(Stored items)
☆ ☆ ☆ ☆

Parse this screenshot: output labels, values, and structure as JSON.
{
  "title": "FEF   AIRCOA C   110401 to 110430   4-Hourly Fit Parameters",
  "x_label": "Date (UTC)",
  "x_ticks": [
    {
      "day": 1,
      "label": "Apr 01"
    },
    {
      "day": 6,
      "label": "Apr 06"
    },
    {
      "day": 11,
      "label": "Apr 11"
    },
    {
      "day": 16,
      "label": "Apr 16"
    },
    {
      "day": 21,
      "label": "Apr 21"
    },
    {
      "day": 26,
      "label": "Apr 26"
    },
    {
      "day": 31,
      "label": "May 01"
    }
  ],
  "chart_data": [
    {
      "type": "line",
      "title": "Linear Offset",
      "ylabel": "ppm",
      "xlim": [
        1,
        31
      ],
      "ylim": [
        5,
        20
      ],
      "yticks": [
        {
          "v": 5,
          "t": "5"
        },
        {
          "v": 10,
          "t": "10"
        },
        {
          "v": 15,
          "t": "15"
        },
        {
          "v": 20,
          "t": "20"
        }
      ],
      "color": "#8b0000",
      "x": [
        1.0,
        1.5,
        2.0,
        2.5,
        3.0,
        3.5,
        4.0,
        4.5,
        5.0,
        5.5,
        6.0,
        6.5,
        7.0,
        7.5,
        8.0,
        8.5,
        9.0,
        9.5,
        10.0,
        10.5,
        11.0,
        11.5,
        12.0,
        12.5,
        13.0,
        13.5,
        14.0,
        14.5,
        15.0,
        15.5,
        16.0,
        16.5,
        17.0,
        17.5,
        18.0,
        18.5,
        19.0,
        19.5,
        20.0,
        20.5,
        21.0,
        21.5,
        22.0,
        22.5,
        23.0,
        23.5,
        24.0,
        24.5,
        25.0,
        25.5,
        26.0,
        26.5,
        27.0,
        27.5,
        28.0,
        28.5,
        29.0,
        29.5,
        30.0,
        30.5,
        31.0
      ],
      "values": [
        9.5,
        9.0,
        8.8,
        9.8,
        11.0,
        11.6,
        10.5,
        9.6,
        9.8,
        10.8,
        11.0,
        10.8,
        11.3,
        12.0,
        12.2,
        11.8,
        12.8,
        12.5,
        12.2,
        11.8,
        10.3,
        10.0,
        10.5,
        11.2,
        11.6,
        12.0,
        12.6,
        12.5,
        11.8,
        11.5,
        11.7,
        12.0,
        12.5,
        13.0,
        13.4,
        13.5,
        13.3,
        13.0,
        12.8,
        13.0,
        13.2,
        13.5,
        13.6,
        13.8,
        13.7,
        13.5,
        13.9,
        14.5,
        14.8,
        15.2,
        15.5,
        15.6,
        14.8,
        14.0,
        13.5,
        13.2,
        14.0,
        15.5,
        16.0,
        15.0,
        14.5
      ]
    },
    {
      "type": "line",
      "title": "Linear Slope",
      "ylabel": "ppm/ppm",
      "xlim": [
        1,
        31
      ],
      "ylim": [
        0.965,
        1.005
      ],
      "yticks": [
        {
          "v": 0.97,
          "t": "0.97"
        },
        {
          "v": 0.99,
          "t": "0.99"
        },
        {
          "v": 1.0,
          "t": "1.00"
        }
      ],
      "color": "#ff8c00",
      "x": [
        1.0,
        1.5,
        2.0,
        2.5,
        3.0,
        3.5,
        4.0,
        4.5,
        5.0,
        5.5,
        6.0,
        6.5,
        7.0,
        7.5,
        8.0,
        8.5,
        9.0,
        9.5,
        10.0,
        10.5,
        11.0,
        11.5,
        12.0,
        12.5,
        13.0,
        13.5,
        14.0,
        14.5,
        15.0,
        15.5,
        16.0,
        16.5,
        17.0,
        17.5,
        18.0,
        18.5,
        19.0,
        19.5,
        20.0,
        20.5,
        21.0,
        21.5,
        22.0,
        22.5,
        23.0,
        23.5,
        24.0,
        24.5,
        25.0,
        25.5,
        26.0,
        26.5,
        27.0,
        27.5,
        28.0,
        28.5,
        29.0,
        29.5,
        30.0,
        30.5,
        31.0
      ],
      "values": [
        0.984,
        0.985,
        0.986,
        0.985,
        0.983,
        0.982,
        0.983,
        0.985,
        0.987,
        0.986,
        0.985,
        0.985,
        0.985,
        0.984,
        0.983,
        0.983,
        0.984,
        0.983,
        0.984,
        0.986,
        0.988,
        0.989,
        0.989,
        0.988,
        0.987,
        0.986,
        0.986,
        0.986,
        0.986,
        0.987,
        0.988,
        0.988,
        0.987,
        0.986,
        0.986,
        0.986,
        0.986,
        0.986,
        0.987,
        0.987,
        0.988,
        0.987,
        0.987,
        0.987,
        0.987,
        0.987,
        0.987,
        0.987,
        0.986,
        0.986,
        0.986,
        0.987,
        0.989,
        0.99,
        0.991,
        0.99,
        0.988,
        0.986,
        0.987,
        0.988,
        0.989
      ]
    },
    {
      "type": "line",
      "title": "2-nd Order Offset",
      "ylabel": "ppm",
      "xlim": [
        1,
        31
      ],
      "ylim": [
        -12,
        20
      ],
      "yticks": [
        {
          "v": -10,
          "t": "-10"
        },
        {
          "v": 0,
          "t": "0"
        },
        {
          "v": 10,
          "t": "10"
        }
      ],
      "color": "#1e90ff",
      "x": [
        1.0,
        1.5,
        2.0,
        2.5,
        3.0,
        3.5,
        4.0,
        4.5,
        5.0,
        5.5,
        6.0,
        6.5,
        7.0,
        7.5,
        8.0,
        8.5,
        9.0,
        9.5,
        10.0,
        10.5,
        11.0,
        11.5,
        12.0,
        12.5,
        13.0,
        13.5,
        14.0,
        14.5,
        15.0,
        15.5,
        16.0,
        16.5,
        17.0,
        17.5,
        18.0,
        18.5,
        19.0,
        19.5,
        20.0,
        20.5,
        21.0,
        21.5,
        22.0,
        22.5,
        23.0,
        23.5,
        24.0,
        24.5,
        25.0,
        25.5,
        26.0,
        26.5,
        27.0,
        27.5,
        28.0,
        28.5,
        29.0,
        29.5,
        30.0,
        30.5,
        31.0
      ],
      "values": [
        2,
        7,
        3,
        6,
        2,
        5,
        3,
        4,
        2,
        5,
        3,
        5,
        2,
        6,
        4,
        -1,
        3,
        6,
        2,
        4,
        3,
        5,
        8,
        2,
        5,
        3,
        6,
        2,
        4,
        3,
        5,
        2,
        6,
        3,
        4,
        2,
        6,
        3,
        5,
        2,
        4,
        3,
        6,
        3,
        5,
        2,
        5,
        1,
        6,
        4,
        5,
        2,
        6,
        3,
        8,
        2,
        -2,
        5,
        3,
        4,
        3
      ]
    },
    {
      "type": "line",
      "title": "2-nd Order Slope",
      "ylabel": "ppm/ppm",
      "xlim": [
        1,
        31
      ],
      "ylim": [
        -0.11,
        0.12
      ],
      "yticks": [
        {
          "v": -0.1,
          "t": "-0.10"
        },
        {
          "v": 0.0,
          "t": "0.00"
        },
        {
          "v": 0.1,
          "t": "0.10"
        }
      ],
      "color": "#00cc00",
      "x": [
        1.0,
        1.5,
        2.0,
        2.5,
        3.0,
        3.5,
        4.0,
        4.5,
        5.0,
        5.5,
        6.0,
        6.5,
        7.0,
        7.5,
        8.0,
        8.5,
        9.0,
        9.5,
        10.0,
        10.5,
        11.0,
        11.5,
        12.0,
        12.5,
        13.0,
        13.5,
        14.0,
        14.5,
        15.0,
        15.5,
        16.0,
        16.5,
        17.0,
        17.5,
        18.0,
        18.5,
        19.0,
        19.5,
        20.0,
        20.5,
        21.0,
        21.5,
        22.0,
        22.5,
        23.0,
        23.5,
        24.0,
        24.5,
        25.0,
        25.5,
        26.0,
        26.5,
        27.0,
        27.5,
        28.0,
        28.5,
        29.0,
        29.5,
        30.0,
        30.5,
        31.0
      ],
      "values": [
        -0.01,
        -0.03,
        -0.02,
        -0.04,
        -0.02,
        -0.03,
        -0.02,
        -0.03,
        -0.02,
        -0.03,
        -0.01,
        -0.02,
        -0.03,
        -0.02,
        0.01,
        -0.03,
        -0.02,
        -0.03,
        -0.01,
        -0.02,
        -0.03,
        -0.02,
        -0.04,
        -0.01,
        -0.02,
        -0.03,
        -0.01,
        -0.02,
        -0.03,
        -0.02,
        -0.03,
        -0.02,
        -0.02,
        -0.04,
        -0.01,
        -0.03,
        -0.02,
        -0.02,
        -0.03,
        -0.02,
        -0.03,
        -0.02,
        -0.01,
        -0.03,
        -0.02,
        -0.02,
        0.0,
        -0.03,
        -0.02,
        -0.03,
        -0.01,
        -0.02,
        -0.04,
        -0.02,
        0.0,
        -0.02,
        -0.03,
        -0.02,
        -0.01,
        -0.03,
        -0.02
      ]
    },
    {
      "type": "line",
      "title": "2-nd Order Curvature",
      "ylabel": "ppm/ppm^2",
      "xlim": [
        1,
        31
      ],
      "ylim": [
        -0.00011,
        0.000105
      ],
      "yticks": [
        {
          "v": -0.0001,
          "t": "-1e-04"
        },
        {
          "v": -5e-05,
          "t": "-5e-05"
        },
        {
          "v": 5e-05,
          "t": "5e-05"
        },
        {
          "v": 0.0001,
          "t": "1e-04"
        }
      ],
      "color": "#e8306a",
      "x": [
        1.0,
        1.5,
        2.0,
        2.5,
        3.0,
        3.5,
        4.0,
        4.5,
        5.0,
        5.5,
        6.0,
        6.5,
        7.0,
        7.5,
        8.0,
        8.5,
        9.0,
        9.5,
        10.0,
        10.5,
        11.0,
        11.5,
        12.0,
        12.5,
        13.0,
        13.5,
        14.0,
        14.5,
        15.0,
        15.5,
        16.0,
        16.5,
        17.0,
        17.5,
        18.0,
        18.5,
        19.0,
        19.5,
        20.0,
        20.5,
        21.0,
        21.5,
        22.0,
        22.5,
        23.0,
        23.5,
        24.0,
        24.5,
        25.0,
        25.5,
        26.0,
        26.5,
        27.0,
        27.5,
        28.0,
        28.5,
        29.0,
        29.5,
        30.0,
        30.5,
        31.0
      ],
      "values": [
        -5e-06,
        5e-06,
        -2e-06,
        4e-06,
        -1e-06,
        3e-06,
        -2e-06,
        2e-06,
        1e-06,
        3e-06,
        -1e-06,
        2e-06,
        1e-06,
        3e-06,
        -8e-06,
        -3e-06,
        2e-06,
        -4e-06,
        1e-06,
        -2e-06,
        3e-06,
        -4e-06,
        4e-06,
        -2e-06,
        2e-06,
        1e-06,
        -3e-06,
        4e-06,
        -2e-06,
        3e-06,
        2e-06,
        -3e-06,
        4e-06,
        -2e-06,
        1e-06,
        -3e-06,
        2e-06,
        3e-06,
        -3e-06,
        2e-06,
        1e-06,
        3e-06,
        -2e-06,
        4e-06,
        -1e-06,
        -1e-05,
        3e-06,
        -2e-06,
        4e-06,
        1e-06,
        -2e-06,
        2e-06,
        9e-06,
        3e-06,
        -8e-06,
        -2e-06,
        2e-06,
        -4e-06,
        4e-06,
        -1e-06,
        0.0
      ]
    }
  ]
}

☆ ☆ ☆ ☆

Select all lines with the word "Slope" from the entries above.

      "title": "Linear Slope",
      "title": "2-nd Order Slope",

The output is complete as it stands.